## Task details
Go through the records and copy each line where the word "Wellbeing" occurs.

## Rows
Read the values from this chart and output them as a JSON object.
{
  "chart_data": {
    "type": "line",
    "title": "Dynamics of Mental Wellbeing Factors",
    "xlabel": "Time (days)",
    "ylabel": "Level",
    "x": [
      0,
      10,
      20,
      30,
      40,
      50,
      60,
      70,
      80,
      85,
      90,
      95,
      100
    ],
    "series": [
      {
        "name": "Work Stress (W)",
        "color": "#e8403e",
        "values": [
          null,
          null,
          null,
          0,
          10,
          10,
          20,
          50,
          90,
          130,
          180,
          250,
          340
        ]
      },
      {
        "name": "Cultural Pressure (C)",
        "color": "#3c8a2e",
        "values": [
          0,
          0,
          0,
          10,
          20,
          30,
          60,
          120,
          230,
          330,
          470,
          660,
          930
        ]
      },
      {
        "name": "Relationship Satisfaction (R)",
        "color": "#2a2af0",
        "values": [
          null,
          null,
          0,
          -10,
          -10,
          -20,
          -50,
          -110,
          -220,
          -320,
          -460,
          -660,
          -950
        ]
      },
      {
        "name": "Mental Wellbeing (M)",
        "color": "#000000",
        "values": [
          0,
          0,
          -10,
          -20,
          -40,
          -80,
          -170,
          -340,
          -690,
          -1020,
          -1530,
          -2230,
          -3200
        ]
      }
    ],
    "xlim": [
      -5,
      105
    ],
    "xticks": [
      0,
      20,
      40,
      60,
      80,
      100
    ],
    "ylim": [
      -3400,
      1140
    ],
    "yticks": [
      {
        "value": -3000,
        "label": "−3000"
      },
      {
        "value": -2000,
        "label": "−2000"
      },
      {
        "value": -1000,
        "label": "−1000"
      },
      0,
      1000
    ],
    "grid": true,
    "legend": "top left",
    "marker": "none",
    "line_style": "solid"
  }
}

==

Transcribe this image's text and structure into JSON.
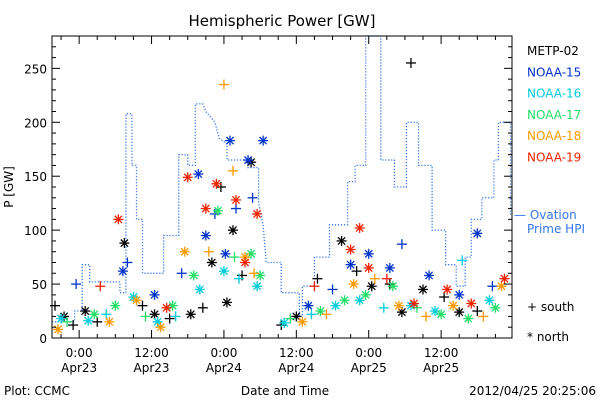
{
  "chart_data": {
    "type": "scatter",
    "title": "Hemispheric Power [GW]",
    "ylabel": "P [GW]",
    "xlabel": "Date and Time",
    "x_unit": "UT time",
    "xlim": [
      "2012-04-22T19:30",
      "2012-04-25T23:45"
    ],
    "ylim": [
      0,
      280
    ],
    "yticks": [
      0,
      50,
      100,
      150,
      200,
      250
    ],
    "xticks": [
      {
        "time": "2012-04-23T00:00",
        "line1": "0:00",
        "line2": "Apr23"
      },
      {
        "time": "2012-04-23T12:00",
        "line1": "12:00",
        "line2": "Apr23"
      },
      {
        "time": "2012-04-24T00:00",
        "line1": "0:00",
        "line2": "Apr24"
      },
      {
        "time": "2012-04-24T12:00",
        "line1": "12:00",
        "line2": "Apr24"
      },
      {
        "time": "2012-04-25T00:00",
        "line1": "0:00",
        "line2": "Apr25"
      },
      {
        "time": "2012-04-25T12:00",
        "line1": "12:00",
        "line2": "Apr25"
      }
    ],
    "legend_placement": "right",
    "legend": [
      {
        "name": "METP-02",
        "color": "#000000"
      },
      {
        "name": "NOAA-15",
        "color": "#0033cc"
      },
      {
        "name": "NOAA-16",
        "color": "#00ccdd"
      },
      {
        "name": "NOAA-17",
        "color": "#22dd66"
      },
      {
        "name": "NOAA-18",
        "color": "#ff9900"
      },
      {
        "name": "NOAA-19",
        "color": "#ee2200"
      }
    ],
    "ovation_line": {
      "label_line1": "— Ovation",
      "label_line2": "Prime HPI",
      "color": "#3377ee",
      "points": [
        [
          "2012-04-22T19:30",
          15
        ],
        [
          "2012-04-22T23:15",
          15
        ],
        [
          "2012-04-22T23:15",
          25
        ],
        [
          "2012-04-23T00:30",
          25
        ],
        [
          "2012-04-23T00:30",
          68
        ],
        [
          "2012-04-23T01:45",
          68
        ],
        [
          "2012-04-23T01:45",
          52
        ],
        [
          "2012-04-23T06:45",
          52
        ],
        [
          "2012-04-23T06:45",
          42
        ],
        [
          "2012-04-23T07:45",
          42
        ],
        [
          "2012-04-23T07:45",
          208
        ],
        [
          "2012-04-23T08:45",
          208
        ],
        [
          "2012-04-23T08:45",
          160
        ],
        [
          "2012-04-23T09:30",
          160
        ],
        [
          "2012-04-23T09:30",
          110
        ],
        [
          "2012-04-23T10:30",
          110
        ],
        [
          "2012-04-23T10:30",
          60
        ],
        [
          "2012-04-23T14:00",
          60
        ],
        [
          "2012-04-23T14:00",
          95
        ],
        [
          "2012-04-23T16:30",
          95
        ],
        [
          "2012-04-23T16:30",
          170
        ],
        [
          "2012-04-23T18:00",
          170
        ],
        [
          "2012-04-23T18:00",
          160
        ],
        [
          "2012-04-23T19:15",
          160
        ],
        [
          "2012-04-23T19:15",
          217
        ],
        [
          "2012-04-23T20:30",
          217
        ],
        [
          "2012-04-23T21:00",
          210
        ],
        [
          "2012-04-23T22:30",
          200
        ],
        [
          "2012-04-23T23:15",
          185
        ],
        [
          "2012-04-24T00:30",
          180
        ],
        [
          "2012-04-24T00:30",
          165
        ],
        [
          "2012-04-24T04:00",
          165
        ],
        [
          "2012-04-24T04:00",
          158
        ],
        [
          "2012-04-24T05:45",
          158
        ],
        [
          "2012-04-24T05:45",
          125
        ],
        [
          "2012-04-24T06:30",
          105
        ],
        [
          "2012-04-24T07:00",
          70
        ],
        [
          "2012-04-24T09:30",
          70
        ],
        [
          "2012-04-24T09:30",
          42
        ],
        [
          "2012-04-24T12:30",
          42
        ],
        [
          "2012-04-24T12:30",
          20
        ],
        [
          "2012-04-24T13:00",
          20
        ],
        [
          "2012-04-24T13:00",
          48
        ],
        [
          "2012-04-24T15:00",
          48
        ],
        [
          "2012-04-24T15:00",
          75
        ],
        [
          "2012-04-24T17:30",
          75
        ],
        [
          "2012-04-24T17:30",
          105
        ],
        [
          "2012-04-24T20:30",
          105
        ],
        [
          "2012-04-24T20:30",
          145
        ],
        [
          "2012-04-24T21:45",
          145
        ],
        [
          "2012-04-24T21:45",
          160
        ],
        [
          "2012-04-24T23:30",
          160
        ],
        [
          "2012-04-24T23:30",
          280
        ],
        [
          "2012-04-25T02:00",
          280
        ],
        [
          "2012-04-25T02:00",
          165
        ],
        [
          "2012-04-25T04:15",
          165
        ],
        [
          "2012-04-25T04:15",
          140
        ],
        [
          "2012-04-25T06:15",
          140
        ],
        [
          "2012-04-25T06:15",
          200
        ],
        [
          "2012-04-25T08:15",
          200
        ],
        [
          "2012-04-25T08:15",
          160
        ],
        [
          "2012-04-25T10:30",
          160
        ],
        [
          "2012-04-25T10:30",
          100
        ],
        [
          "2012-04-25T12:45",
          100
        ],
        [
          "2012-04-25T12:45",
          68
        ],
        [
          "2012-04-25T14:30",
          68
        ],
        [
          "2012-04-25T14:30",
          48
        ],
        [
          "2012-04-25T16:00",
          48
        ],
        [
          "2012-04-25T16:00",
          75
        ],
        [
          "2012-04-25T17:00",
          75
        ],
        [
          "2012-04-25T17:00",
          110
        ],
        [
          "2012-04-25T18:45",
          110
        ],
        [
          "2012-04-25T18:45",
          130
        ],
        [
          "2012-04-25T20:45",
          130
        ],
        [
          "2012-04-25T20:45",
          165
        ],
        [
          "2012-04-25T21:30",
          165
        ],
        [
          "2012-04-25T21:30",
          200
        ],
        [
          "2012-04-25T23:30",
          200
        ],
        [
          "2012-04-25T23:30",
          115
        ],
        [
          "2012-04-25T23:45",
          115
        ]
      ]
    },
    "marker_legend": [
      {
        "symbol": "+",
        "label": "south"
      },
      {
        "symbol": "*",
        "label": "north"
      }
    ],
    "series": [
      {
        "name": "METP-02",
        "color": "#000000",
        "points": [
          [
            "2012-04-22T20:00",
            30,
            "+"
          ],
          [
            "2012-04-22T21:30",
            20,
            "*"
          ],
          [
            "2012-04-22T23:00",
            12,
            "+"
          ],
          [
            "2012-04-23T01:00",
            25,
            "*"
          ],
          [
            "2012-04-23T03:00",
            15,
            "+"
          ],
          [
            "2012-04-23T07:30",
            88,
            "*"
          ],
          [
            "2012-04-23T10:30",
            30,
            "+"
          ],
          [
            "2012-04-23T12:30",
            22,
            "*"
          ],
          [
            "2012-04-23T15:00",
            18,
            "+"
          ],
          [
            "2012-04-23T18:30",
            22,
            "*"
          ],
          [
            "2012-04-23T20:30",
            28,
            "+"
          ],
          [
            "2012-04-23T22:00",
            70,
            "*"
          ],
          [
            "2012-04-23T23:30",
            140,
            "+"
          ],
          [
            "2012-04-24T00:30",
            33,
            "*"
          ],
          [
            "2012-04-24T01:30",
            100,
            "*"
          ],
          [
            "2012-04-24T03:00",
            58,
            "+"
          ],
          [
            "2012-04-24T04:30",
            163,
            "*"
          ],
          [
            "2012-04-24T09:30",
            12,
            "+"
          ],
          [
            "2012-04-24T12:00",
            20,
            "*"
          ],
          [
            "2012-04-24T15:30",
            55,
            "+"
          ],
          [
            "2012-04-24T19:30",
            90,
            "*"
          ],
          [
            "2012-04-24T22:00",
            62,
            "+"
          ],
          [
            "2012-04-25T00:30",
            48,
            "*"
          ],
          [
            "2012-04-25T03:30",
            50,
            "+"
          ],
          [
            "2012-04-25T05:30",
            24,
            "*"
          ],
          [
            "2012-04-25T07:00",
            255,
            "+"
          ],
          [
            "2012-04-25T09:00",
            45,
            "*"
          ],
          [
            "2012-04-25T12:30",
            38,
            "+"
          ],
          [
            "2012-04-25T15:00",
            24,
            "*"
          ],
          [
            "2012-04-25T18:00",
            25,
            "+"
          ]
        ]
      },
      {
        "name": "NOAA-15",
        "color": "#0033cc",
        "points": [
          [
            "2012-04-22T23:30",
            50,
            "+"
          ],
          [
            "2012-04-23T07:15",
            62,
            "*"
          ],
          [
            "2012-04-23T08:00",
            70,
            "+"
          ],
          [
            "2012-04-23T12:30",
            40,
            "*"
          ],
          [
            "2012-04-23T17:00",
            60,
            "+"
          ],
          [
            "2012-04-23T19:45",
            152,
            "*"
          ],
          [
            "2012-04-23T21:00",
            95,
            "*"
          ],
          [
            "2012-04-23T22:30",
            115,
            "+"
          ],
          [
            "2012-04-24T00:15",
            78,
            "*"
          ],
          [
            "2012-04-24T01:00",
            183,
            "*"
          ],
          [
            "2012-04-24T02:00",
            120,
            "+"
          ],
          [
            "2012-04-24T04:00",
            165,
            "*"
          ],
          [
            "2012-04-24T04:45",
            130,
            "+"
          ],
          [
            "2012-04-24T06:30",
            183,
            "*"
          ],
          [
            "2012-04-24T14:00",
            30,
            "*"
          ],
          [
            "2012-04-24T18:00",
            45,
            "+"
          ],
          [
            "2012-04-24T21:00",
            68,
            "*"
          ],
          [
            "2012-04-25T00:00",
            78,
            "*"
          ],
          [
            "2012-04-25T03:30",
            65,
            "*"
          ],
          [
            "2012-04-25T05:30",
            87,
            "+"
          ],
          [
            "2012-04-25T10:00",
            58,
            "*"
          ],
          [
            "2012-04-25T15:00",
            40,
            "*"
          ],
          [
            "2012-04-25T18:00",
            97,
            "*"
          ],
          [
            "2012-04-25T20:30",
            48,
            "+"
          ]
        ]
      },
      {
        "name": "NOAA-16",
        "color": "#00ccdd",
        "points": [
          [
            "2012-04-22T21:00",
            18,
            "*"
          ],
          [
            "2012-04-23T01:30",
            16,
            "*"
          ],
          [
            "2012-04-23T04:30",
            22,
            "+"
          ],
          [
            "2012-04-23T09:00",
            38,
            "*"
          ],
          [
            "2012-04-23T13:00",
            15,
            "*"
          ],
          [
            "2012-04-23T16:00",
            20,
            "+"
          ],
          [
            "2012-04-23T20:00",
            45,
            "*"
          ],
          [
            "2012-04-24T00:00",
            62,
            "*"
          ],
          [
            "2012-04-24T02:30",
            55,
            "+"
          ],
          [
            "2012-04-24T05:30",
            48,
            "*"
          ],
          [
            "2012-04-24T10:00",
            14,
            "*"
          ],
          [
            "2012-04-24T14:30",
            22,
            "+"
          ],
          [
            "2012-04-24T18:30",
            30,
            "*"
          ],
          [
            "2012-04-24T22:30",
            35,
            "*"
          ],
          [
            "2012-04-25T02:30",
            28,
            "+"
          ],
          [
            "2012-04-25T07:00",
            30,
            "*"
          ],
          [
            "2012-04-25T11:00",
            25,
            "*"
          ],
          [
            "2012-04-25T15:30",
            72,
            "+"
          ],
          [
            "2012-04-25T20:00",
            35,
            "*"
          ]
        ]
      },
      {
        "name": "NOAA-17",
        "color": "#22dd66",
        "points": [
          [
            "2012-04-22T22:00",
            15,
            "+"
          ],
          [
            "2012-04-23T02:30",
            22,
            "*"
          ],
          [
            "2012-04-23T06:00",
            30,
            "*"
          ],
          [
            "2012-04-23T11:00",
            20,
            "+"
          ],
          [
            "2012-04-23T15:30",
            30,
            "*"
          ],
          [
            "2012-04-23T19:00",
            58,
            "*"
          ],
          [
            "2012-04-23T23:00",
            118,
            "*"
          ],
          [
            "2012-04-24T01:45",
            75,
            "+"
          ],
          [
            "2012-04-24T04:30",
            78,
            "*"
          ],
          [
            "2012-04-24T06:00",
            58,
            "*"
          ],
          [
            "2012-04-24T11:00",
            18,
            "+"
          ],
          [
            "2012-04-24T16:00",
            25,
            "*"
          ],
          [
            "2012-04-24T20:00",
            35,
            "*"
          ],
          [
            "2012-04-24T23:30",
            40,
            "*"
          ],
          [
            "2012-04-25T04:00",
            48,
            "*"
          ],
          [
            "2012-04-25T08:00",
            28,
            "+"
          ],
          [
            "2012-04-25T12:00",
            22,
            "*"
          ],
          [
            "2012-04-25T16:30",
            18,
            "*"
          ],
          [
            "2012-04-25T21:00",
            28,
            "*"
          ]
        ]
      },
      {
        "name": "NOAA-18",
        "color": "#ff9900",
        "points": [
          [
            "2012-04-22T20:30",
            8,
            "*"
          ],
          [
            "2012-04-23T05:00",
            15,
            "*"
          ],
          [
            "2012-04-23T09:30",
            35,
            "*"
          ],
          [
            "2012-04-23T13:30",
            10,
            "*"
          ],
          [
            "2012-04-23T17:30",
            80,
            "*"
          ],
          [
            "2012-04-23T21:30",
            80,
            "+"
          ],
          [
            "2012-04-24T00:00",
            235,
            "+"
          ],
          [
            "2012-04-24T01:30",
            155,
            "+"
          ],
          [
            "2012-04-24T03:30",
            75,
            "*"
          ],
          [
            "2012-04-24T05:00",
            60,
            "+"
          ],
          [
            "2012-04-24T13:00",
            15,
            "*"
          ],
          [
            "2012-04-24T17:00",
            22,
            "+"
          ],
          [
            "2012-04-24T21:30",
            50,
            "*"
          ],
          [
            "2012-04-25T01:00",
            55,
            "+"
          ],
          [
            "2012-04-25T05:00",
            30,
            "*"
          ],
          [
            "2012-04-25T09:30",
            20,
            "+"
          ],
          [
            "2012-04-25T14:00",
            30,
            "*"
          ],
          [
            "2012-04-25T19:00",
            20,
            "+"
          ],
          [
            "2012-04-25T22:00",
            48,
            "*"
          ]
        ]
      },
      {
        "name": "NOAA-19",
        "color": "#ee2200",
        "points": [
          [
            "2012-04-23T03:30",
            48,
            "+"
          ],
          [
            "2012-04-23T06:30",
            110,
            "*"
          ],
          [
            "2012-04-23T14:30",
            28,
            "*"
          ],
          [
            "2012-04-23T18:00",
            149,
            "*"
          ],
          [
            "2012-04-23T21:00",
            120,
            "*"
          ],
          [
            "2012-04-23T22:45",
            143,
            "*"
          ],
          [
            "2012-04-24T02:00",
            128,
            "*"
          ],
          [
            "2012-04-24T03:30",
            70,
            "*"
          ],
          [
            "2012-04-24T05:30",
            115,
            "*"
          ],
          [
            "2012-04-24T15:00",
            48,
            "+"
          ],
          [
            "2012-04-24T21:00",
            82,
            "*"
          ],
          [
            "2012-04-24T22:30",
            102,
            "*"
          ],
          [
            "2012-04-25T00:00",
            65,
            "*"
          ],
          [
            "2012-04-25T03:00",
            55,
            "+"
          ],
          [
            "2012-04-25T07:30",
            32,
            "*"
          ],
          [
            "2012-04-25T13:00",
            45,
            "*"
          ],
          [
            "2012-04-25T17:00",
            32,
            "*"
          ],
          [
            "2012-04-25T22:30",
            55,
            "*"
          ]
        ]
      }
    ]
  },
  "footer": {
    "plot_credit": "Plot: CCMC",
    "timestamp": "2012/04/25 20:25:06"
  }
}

## Output of the task
    "title": "Dynamics of Mental Wellbeing Factors",
        "name": "Mental Wellbeing (M)",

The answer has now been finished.